• **Exercise objective**
Reproduce the entries in full, with no changes.

(Records from a data collection)
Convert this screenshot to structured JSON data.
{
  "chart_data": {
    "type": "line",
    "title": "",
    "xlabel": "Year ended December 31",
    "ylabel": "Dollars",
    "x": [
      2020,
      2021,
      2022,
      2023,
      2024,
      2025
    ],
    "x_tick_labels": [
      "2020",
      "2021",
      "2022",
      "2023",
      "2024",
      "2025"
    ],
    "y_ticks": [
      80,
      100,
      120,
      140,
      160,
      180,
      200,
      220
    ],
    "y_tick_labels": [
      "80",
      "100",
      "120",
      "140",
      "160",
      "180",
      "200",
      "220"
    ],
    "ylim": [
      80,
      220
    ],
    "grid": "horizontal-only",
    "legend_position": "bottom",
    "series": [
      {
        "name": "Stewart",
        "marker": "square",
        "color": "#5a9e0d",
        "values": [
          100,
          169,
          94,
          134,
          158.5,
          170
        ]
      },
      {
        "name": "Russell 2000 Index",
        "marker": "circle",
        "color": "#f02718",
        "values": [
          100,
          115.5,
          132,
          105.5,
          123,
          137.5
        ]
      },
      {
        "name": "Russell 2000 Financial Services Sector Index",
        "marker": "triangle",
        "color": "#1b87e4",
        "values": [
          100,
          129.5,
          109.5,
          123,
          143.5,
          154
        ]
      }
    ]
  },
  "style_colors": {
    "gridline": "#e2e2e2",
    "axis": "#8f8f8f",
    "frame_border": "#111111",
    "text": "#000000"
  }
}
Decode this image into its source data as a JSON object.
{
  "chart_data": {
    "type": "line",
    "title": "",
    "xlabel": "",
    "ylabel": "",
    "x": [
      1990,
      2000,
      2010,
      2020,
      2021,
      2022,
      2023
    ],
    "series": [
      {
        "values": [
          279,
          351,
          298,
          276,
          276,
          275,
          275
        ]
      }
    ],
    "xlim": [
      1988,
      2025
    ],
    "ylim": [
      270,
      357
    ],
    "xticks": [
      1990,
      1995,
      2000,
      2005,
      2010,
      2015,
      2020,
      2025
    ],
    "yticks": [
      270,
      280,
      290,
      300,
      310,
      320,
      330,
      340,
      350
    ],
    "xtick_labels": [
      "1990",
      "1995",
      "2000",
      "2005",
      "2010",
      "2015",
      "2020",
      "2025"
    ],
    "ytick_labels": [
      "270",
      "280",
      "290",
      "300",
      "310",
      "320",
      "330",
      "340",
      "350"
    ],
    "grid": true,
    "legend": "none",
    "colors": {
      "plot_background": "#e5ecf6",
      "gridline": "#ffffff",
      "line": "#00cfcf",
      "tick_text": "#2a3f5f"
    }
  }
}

• **Solution below**
Convert this screenshot to structured JSON data.
{
  "chart_data": {
    "type": "line",
    "title": "",
    "xlabel": "Year ended December 31",
    "ylabel": "Dollars",
    "x": [
      2020,
      2021,
      2022,
      2023,
      2024,
      2025
    ],
    "x_tick_labels": [
      "2020",
      "2021",
      "2022",
      "2023",
      "2024",
      "2025"
    ],
    "y_ticks": [
      80,
      100,
      120,
      140,
      160,
      180,
      200,
      220
    ],
    "y_tick_labels": [
      "80",
      "100",
      "120",
      "140",
      "160",
      "180",
      "200",
      "220"
    ],
    "ylim": [
      80,
      220
    ],
    "grid": "horizontal-only",
    "legend_position": "bottom",
    "series": [
      {
        "name": "Stewart",
        "marker": "square",
        "color": "#5a9e0d",
        "values": [
          100,
          169,
          94,
          134,
          158.5,
          170
        ]
      },
      {
        "name": "Russell 2000 Index",
        "marker": "circle",
        "color": "#f02718",
        "values": [
          100,
          115.5,
          132,
          105.5,
          123,
          137.5
        ]
      },
      {
        "name": "Russell 2000 Financial Services Sector Index",
        "marker": "triangle",
        "color": "#1b87e4",
        "values": [
          100,
          129.5,
          109.5,
          123,
          143.5,
          154
        ]
      }
    ]
  },
  "style_colors": {
    "gridline": "#e2e2e2",
    "axis": "#8f8f8f",
    "frame_border": "#111111",
    "text": "#000000"
  }
}
Decode this image into its source data as a JSON object.
{
  "chart_data": {
    "type": "line",
    "title": "",
    "xlabel": "",
    "ylabel": "",
    "x": [
      1990,
      2000,
      2010,
      2020,
      2021,
      2022,
      2023
    ],
    "series": [
      {
        "values": [
          279,
          351,
          298,
          276,
          276,
          275,
          275
        ]
      }
    ],
    "xlim": [
      1988,
      2025
    ],
    "ylim": [
      270,
      357
    ],
    "xticks": [
      1990,
      1995,
      2000,
      2005,
      2010,
      2015,
      2020,
      2025
    ],
    "yticks": [
      270,
      280,
      290,
      300,
      310,
      320,
      330,
      340,
      350
    ],
    "xtick_labels": [
      "1990",
      "1995",
      "2000",
      "2005",
      "2010",
      "2015",
      "2020",
      "2025"
    ],
    "ytick_labels": [
      "270",
      "280",
      "290",
      "300",
      "310",
      "320",
      "330",
      "340",
      "350"
    ],
    "grid": true,
    "legend": "none",
    "colors": {
      "plot_background": "#e5ecf6",
      "gridline": "#ffffff",
      "line": "#00cfcf",
      "tick_text": "#2a3f5f"
    }
  }
}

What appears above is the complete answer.